- What is asked:
Write the number of lines holding the word "user", and nothing else.
-- Given data start --
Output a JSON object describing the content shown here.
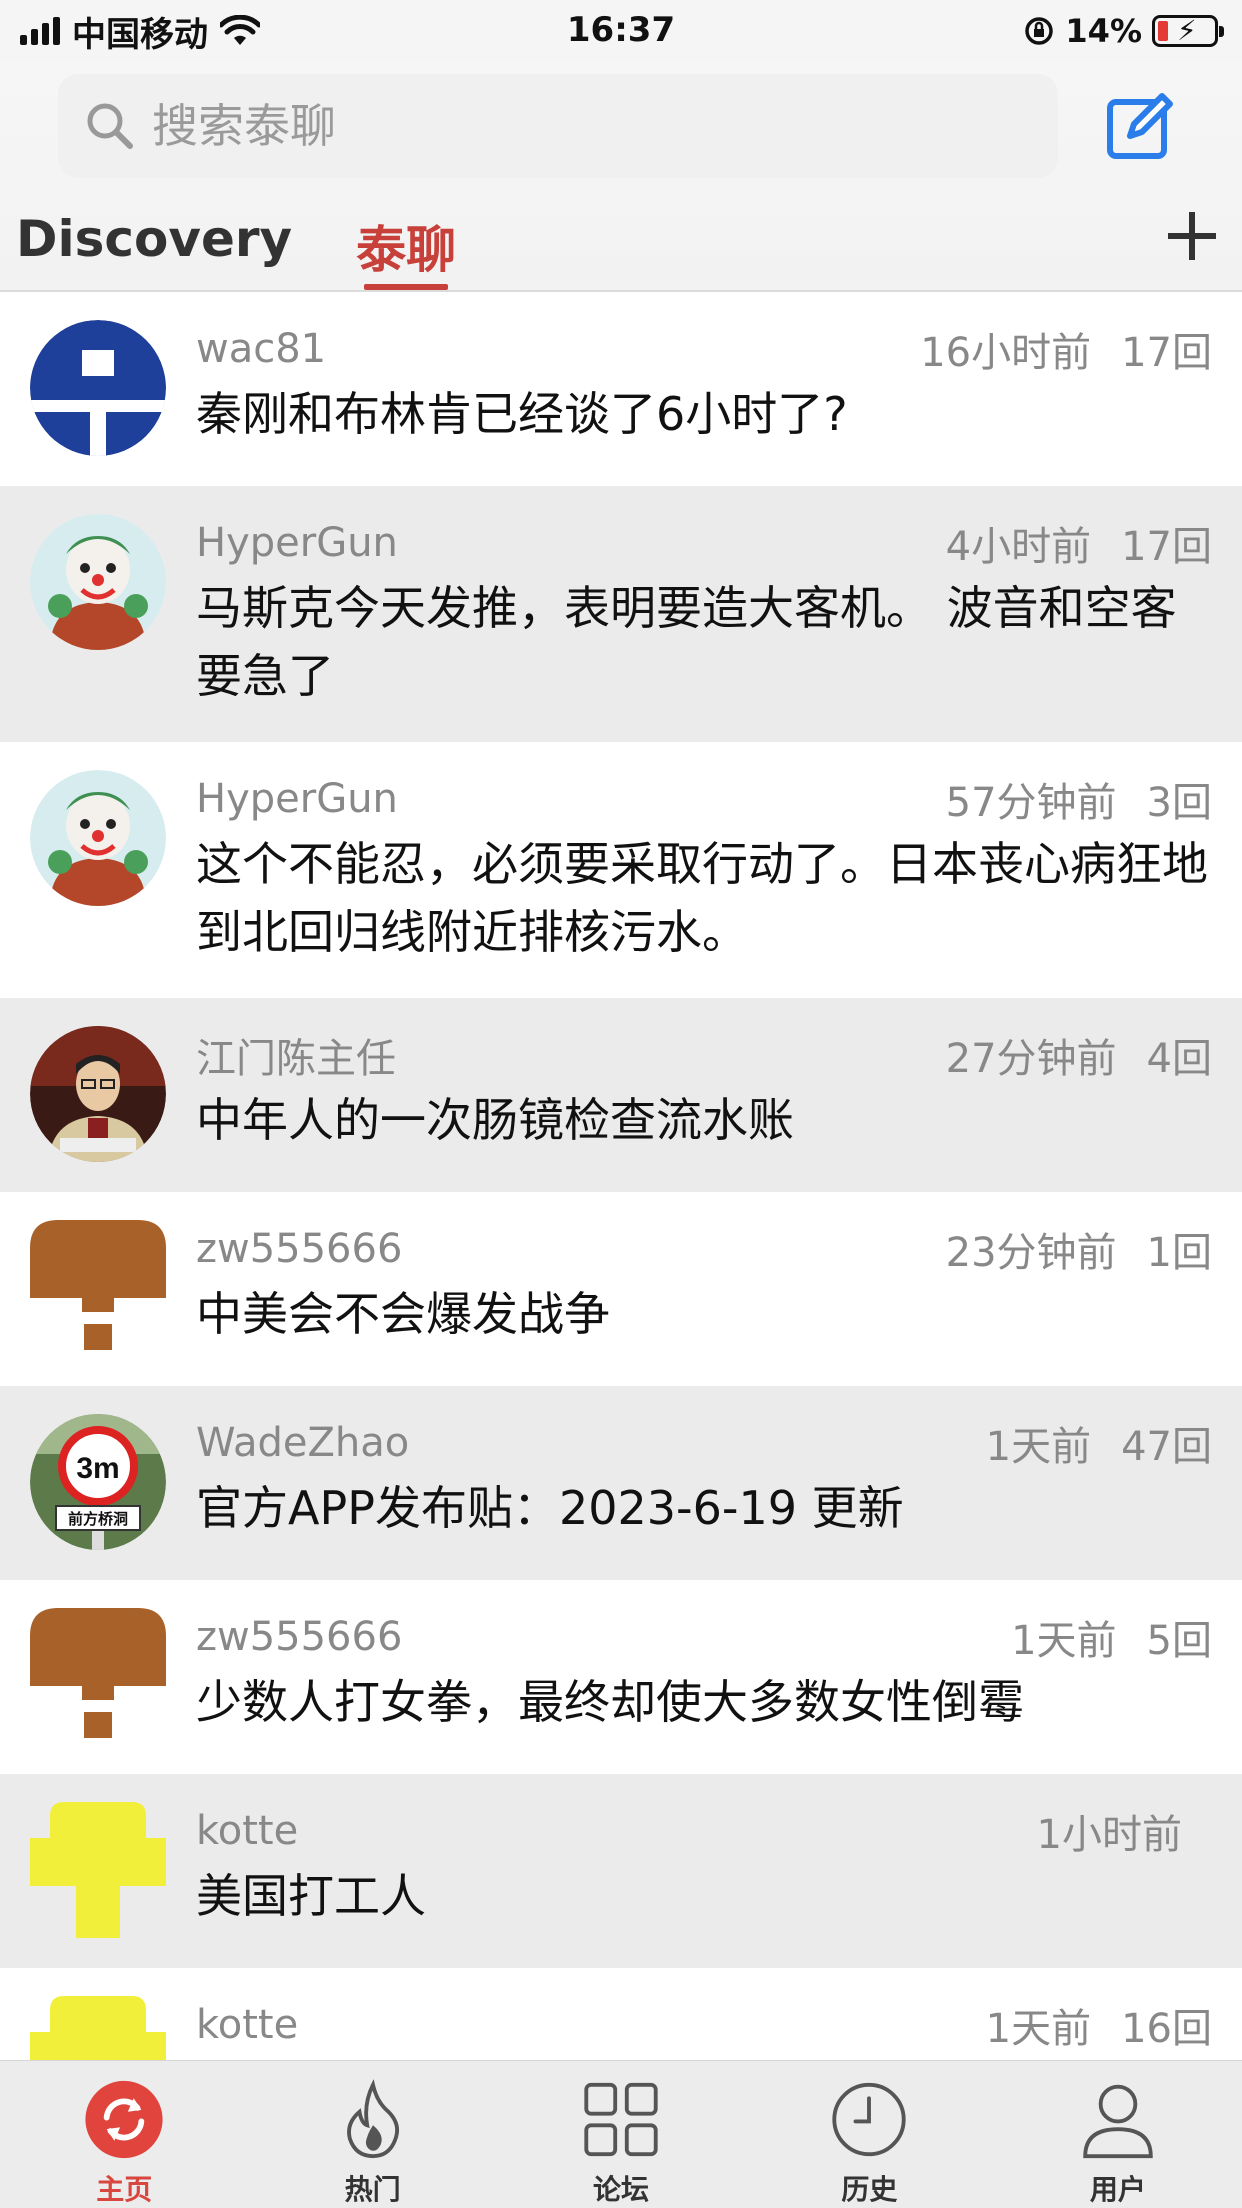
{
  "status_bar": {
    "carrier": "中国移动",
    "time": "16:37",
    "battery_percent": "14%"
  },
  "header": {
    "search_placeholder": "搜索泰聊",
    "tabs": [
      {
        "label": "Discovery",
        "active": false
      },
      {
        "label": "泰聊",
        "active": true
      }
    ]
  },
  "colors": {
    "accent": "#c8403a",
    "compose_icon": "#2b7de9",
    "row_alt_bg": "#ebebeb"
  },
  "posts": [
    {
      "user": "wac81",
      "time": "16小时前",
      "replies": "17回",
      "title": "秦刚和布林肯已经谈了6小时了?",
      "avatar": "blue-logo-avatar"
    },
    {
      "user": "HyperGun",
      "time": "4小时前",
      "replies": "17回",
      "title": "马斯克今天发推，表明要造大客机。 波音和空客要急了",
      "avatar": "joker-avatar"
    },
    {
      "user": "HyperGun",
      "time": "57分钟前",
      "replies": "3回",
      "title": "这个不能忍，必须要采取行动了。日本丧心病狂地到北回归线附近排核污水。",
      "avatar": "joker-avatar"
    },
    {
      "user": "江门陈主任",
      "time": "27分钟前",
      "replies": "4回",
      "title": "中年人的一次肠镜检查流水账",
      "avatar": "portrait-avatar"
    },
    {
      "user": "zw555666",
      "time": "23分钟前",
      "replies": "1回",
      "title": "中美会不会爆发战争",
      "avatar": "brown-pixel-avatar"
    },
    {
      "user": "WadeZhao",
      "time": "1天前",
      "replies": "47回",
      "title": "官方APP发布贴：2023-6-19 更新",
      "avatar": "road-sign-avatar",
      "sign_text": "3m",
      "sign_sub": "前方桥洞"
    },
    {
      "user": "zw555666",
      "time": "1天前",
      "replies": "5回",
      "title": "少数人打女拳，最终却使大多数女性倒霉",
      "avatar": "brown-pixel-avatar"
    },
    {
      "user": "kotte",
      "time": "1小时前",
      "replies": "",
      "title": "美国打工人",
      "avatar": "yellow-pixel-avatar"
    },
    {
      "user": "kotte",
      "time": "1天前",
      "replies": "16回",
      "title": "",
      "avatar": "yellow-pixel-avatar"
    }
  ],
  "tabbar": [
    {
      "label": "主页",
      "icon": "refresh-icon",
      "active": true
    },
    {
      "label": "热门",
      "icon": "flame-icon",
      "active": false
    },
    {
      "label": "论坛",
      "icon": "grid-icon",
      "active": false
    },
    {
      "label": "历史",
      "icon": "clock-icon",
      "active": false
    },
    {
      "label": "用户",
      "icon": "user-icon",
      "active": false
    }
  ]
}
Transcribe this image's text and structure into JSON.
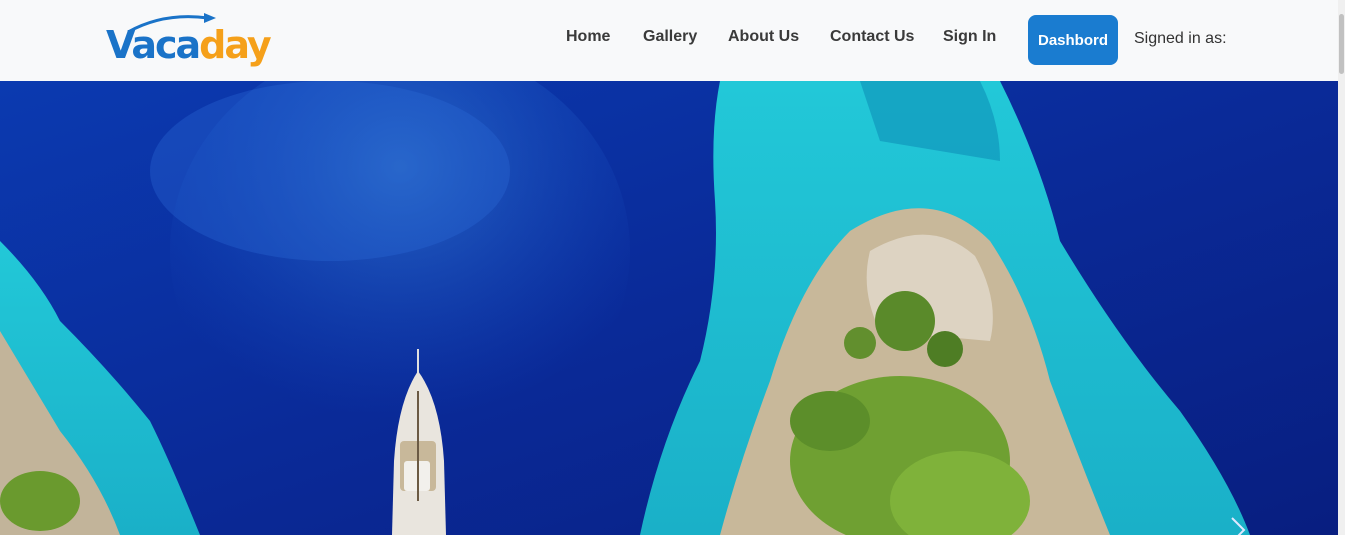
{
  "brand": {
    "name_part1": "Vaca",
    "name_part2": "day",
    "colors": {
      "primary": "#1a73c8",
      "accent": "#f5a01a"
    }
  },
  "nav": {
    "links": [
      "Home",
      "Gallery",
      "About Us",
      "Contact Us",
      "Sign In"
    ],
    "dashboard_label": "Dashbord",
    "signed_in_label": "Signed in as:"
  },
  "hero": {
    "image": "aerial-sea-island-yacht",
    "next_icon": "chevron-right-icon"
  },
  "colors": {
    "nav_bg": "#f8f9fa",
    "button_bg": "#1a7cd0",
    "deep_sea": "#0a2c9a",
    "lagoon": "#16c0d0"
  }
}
-- Given data end --
- Written answer:
10